[Dataset records]
.....

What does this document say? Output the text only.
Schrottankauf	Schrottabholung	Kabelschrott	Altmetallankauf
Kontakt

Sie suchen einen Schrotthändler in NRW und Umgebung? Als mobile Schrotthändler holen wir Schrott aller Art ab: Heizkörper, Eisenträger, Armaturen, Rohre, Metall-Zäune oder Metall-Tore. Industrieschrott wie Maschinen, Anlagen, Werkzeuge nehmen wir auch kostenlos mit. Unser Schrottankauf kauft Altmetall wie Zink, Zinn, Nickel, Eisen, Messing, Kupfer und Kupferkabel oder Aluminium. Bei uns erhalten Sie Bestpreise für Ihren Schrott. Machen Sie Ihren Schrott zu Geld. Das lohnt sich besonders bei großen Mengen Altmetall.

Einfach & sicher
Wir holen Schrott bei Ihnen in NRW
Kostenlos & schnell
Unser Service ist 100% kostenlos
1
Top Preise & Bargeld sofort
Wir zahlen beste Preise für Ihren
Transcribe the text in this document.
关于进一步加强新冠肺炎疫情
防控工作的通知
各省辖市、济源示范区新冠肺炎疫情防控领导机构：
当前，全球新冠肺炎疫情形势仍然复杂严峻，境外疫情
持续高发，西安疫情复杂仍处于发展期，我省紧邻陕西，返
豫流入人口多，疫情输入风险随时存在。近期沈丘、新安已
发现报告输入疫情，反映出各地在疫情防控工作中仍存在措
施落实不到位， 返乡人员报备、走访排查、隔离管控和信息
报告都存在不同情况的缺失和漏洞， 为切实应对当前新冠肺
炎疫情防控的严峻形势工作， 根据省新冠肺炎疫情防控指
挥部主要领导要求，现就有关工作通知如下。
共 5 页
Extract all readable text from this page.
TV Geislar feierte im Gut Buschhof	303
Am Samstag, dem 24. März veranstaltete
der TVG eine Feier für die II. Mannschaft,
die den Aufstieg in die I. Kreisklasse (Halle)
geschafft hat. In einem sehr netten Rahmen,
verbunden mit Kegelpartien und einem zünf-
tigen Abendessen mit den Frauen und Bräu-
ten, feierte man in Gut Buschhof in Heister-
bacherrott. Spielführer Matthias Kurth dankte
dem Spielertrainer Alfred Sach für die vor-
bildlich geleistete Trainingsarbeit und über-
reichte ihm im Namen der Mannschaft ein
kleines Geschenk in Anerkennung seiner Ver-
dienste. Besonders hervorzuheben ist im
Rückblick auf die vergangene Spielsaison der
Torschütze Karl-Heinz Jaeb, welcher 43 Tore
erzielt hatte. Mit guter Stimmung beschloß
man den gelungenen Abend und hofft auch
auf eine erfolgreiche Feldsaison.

.....

### Stated goal
Take the listing above and write it out again exactly.

### Finished answer
What does this document say? Output the text only.
Schrottankauf	Schrottabholung	Kabelschrott	Altmetallankauf
Kontakt

Sie suchen einen Schrotthändler in NRW und Umgebung? Als mobile Schrotthändler holen wir Schrott aller Art ab: Heizkörper, Eisenträger, Armaturen, Rohre, Metall-Zäune oder Metall-Tore. Industrieschrott wie Maschinen, Anlagen, Werkzeuge nehmen wir auch kostenlos mit. Unser Schrottankauf kauft Altmetall wie Zink, Zinn, Nickel, Eisen, Messing, Kupfer und Kupferkabel oder Aluminium. Bei uns erhalten Sie Bestpreise für Ihren Schrott. Machen Sie Ihren Schrott zu Geld. Das lohnt sich besonders bei großen Mengen Altmetall.

Einfach & sicher
Wir holen Schrott bei Ihnen in NRW
Kostenlos & schnell
Unser Service ist 100% kostenlos
1
Top Preise & Bargeld sofort
Wir zahlen beste Preise für Ihren
Transcribe the text in this document.
关于进一步加强新冠肺炎疫情
防控工作的通知
各省辖市、济源示范区新冠肺炎疫情防控领导机构：
当前，全球新冠肺炎疫情形势仍然复杂严峻，境外疫情
持续高发，西安疫情复杂仍处于发展期，我省紧邻陕西，返
豫流入人口多，疫情输入风险随时存在。近期沈丘、新安已
发现报告输入疫情，反映出各地在疫情防控工作中仍存在措
施落实不到位， 返乡人员报备、走访排查、隔离管控和信息
报告都存在不同情况的缺失和漏洞， 为切实应对当前新冠肺
炎疫情防控的严峻形势工作， 根据省新冠肺炎疫情防控指
挥部主要领导要求，现就有关工作通知如下。
共 5 页
Extract all readable text from this page.
TV Geislar feierte im Gut Buschhof	303
Am Samstag, dem 24. März veranstaltete
der TVG eine Feier für die II. Mannschaft,
die den Aufstieg in die I. Kreisklasse (Halle)
geschafft hat. In einem sehr netten Rahmen,
verbunden mit Kegelpartien und einem zünf-
tigen Abendessen mit den Frauen und Bräu-
ten, feierte man in Gut Buschhof in Heister-
bacherrott. Spielführer Matthias Kurth dankte
dem Spielertrainer Alfred Sach für die vor-
bildlich geleistete Trainingsarbeit und über-
reichte ihm im Namen der Mannschaft ein
kleines Geschenk in Anerkennung seiner Ver-
dienste. Besonders hervorzuheben ist im
Rückblick auf die vergangene Spielsaison der
Torschütze Karl-Heinz Jaeb, welcher 43 Tore
erzielt hatte. Mit guter Stimmung beschloß
man den gelungenen Abend und hofft auch
auf eine erfolgreiche Feldsaison.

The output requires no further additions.